Items listed in a dataset
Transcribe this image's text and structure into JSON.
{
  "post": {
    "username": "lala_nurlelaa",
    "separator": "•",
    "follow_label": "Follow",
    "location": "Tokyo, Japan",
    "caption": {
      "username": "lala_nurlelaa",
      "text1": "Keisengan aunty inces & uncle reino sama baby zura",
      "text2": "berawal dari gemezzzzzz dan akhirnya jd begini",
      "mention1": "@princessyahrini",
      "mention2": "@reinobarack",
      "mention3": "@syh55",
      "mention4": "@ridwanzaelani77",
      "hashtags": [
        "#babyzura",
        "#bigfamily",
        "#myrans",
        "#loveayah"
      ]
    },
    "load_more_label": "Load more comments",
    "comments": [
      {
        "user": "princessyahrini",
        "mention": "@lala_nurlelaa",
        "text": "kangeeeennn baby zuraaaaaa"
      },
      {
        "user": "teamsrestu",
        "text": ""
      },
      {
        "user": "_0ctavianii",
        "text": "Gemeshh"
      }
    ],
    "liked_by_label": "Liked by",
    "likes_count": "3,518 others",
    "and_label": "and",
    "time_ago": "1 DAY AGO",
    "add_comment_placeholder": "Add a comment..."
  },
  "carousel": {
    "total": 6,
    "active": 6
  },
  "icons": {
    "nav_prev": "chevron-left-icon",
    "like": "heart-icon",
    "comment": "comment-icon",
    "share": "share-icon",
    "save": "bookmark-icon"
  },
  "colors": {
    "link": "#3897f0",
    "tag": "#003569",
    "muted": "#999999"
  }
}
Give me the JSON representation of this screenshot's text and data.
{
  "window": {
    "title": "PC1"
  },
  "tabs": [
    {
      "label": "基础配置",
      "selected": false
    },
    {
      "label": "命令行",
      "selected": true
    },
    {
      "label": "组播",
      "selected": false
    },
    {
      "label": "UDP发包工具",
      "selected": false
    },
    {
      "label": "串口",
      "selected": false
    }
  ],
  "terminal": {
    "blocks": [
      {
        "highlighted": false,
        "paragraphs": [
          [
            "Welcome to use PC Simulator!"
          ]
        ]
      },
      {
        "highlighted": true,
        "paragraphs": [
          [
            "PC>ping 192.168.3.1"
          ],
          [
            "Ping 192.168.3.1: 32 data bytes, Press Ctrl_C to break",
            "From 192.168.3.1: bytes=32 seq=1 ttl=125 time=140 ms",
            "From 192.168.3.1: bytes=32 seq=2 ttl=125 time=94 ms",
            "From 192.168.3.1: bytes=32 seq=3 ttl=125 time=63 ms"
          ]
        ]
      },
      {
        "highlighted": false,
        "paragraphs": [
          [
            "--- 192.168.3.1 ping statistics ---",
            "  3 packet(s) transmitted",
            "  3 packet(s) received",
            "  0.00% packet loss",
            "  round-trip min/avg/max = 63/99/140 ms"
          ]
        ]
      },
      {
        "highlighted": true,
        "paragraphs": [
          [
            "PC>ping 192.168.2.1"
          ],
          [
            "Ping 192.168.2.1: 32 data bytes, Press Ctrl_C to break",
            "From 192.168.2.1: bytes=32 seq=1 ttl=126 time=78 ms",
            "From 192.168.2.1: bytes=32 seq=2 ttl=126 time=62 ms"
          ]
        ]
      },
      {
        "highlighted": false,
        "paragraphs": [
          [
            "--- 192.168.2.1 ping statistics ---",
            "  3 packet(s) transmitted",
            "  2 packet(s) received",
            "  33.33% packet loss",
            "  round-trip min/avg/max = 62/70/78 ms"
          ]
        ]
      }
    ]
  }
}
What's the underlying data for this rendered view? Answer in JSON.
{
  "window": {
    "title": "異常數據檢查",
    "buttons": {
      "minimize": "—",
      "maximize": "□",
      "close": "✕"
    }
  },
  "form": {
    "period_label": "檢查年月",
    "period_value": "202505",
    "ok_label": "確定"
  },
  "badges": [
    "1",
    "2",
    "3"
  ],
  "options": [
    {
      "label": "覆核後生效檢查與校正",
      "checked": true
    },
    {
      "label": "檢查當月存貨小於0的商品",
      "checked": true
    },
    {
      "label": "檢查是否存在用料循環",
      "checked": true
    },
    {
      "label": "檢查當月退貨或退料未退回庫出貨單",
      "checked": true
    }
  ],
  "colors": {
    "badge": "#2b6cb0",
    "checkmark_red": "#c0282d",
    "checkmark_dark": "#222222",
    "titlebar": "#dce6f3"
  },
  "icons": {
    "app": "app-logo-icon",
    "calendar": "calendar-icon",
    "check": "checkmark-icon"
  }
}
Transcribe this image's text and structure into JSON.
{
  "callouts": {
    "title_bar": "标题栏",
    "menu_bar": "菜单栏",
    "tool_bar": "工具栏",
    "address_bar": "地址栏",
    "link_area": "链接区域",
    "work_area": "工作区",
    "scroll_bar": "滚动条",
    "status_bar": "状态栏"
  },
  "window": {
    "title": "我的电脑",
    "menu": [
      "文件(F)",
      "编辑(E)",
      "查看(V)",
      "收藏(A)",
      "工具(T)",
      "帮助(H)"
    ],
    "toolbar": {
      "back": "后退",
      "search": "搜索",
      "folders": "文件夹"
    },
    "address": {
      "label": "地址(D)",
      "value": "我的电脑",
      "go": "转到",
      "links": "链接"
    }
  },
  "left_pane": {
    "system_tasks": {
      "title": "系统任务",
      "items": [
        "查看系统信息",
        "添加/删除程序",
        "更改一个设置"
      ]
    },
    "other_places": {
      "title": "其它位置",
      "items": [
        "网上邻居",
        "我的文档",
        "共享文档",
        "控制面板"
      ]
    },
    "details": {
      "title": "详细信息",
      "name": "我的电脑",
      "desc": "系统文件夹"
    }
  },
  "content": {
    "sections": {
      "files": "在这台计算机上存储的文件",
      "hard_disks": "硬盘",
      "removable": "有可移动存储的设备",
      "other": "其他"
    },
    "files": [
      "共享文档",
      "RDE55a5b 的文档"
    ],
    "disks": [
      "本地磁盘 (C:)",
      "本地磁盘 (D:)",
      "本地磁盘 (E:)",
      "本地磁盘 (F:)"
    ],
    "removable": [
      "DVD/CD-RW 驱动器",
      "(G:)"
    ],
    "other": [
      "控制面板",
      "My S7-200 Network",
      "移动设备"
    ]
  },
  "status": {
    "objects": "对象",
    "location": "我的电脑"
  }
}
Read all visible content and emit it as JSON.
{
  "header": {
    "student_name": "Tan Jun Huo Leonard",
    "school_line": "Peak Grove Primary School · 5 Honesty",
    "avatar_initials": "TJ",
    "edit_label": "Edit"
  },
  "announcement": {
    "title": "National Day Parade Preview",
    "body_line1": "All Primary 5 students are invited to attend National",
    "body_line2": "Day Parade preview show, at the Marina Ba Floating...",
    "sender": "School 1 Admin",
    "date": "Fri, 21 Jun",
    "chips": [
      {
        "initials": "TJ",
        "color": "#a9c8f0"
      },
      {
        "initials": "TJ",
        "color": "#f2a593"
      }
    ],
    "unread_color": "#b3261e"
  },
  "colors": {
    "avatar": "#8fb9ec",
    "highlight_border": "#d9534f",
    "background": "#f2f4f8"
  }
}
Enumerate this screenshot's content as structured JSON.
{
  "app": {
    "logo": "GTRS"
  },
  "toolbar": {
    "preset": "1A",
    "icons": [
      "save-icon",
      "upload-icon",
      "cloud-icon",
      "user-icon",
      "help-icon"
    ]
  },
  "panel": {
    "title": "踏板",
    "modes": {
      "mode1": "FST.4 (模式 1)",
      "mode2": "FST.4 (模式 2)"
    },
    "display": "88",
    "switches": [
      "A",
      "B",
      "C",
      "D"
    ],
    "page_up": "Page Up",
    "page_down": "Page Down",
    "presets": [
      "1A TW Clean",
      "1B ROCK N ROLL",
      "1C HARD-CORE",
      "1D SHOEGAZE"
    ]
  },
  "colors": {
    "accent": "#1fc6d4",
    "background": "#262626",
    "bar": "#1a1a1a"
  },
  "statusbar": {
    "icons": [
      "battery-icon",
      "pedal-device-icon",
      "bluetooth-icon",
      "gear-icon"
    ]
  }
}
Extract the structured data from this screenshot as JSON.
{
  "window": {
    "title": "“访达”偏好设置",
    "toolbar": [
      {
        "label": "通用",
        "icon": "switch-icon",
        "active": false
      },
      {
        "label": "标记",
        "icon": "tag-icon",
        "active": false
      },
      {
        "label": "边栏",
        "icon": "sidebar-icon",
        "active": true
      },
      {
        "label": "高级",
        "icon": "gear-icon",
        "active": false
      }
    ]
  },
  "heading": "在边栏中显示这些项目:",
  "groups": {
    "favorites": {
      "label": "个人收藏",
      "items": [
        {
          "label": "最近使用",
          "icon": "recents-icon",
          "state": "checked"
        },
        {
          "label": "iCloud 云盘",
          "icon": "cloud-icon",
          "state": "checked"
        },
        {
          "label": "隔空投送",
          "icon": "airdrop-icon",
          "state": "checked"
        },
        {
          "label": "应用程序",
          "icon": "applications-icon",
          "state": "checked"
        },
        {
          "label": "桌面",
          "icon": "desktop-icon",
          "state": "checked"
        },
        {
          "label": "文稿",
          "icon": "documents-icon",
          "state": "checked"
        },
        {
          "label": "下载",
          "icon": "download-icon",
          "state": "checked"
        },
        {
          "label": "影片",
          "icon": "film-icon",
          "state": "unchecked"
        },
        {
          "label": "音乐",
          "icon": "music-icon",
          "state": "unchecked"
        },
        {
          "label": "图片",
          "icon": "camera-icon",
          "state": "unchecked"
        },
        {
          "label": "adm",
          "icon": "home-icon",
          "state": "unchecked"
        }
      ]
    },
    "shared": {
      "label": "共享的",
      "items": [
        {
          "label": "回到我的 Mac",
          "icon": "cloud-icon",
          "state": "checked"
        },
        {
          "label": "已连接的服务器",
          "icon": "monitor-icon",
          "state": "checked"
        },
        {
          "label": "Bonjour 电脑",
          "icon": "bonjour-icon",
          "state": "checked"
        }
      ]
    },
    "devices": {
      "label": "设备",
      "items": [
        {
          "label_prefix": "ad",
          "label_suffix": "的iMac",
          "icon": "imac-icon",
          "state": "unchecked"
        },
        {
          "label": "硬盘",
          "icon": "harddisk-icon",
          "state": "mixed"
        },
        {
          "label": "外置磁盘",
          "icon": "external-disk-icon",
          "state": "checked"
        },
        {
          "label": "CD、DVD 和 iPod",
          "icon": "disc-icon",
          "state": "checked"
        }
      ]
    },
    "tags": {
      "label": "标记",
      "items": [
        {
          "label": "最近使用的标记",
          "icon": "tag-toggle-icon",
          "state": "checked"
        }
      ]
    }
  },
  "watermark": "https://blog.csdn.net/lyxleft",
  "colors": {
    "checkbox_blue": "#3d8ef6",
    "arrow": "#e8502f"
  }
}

▶ _Written exercise_: Search the data for "bytes". Copy every matching line.

▶ _Expected output_:
            "Ping 192.168.3.1: 32 data bytes, Press Ctrl_C to break",
            "From 192.168.3.1: bytes=32 seq=1 ttl=125 time=140 ms",
            "From 192.168.3.1: bytes=32 seq=2 ttl=125 time=94 ms",
            "From 192.168.3.1: bytes=32 seq=3 ttl=125 time=63 ms"
            "Ping 192.168.2.1: 32 data bytes, Press Ctrl_C to break",
            "From 192.168.2.1: bytes=32 seq=1 ttl=126 time=78 ms",
            "From 192.168.2.1: bytes=32 seq=2 ttl=126 time=62 ms"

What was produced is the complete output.